#### [Provided data]
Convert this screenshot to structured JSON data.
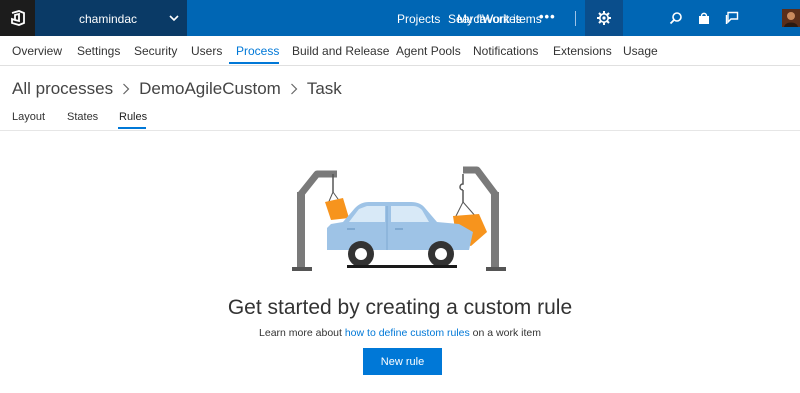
{
  "topbar": {
    "account_name": "chamindac",
    "links": [
      "Projects",
      "Search",
      "My favorites",
      "Work items"
    ],
    "more_label": "•••",
    "icons": [
      "vsts-logo-icon",
      "chevron-down-icon",
      "gear-icon",
      "search-icon",
      "shopping-bag-icon",
      "feedback-icon",
      "avatar"
    ]
  },
  "admin_nav": {
    "tabs": [
      "Overview",
      "Settings",
      "Security",
      "Users",
      "Process",
      "Build and Release",
      "Agent Pools",
      "Notifications",
      "Extensions",
      "Usage"
    ],
    "active_tab": "Process"
  },
  "breadcrumb": {
    "items": [
      "All processes",
      "DemoAgileCustom",
      "Task"
    ]
  },
  "sub_tabs": {
    "tabs": [
      "Layout",
      "States",
      "Rules"
    ],
    "active_tab": "Rules"
  },
  "empty_state": {
    "title": "Get started by creating a custom rule",
    "desc_before": "Learn more about ",
    "desc_link": "how to define custom rules",
    "desc_after": " on a work item",
    "button_label": "New rule"
  },
  "colors": {
    "topbar": "#0066b4",
    "accent": "#0078d7",
    "car_body": "#9ec3e6",
    "orange": "#f7941d",
    "crane": "#7a7a7a"
  }
}
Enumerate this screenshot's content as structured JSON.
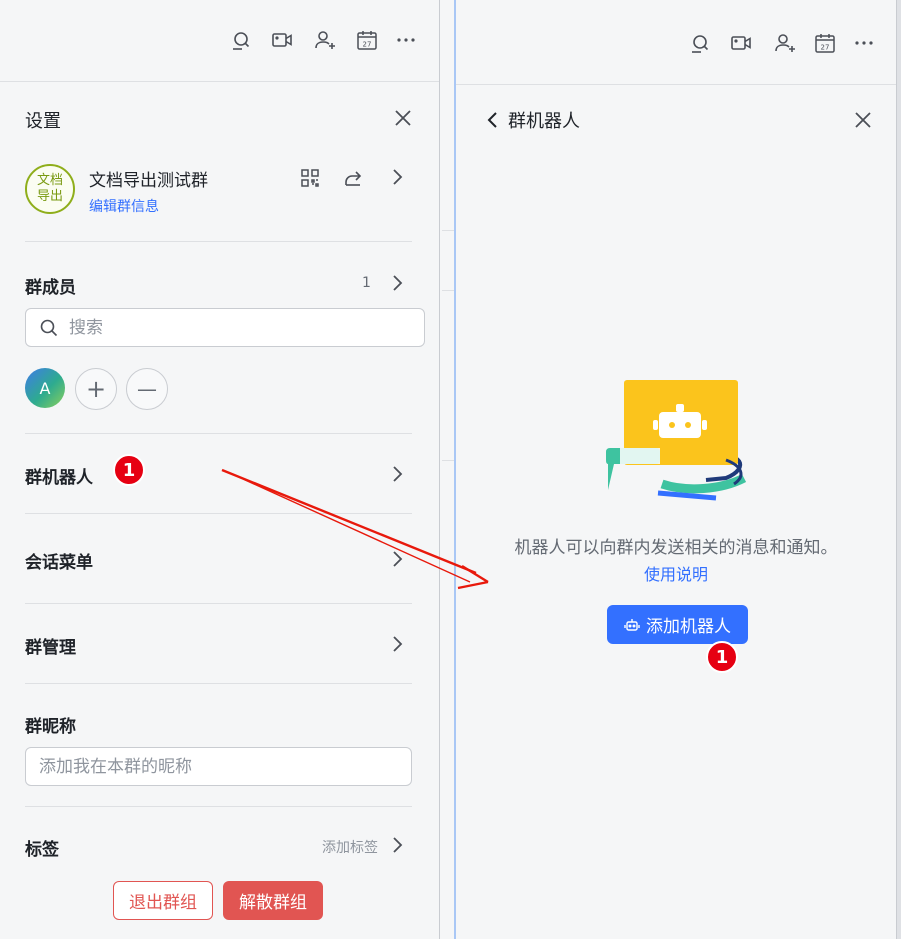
{
  "left_panel": {
    "title": "设置",
    "group": {
      "avatar_text": "文档导出",
      "name": "文档导出测试群",
      "edit_link": "编辑群信息"
    },
    "members": {
      "label": "群成员",
      "count": "1",
      "search_placeholder": "搜索",
      "member_avatar_initial": "A",
      "add_symbol": "+",
      "remove_symbol": "—"
    },
    "rows": {
      "bots": "群机器人",
      "session_menu": "会话菜单",
      "group_manage": "群管理",
      "nickname": "群昵称",
      "tags": "标签"
    },
    "nickname_placeholder": "添加我在本群的昵称",
    "add_tag": "添加标签",
    "quit_button": "退出群组",
    "dissolve_button": "解散群组"
  },
  "right_panel": {
    "title": "群机器人",
    "description": "机器人可以向群内发送相关的消息和通知。",
    "help_link": "使用说明",
    "add_bot_button": "添加机器人"
  },
  "annotations": {
    "badge_left": "1",
    "badge_right": "1"
  },
  "icons": {
    "topbar": [
      "search-chat-icon",
      "video-call-icon",
      "add-member-icon",
      "calendar-icon",
      "more-icon"
    ],
    "calendar_day": "27"
  },
  "colors": {
    "accent": "#3370ff",
    "danger": "#e15552",
    "badge": "#e60012",
    "arrow": "#e8190c"
  }
}
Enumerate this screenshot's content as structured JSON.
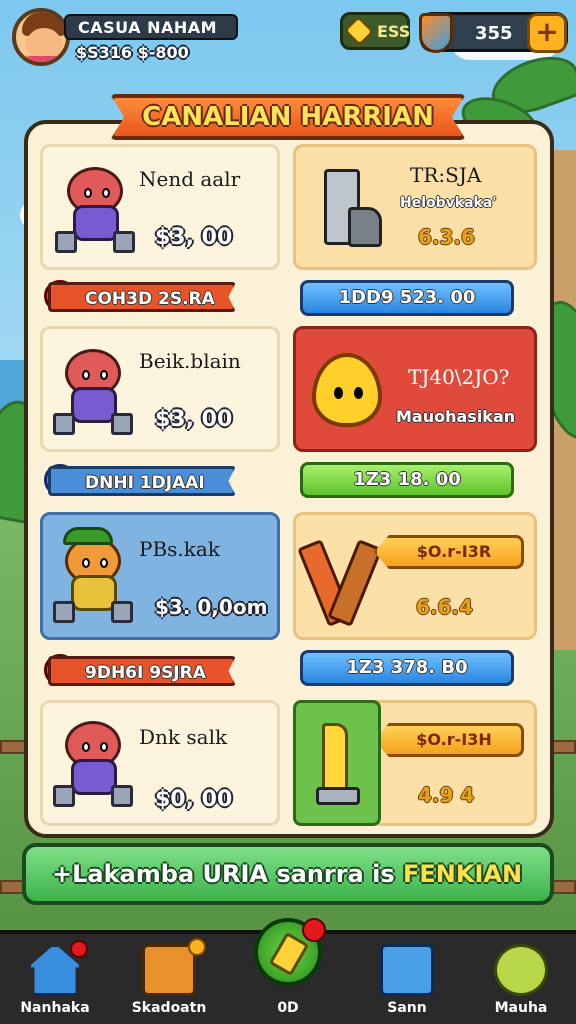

#### [Task brief]
Reproduce the listing above exactly, excluding all pictures.

#### [Written reply]
Convert this screenshot to structured JSON data.
{
  "topbar": {
    "account_name": "chamindac",
    "links": [
      "Projects",
      "Search",
      "My favorites",
      "Work items"
    ],
    "more_label": "•••",
    "icons": [
      "vsts-logo-icon",
      "chevron-down-icon",
      "gear-icon",
      "search-icon",
      "shopping-bag-icon",
      "feedback-icon",
      "avatar"
    ]
  },
  "admin_nav": {
    "tabs": [
      "Overview",
      "Settings",
      "Security",
      "Users",
      "Process",
      "Build and Release",
      "Agent Pools",
      "Notifications",
      "Extensions",
      "Usage"
    ],
    "active_tab": "Process"
  },
  "breadcrumb": {
    "items": [
      "All processes",
      "DemoAgileCustom",
      "Task"
    ]
  },
  "sub_tabs": {
    "tabs": [
      "Layout",
      "States",
      "Rules"
    ],
    "active_tab": "Rules"
  },
  "empty_state": {
    "title": "Get started by creating a custom rule",
    "desc_before": "Learn more about ",
    "desc_link": "how to define custom rules",
    "desc_after": " on a work item",
    "button_label": "New rule"
  },
  "colors": {
    "topbar": "#0066b4",
    "accent": "#0078d7",
    "car_body": "#9ec3e6",
    "orange": "#f7941d",
    "crane": "#7a7a7a"
  }
}
Enumerate this screenshot's content as structured JSON.
{
  "left_panel": {
    "title": "设置",
    "group": {
      "avatar_text": "文档导出",
      "name": "文档导出测试群",
      "edit_link": "编辑群信息"
    },
    "members": {
      "label": "群成员",
      "count": "1",
      "search_placeholder": "搜索",
      "member_avatar_initial": "A",
      "add_symbol": "+",
      "remove_symbol": "—"
    },
    "rows": {
      "bots": "群机器人",
      "session_menu": "会话菜单",
      "group_manage": "群管理",
      "nickname": "群昵称",
      "tags": "标签"
    },
    "nickname_placeholder": "添加我在本群的昵称",
    "add_tag": "添加标签",
    "quit_button": "退出群组",
    "dissolve_button": "解散群组"
  },
  "right_panel": {
    "title": "群机器人",
    "description": "机器人可以向群内发送相关的消息和通知。",
    "help_link": "使用说明",
    "add_bot_button": "添加机器人"
  },
  "annotations": {
    "badge_left": "1",
    "badge_right": "1"
  },
  "icons": {
    "topbar": [
      "search-chat-icon",
      "video-call-icon",
      "add-member-icon",
      "calendar-icon",
      "more-icon"
    ],
    "calendar_day": "27"
  },
  "colors": {
    "accent": "#3370ff",
    "danger": "#e15552",
    "badge": "#e60012",
    "arrow": "#e8190c"
  }
}
Enumerate this screenshot's content as structured JSON.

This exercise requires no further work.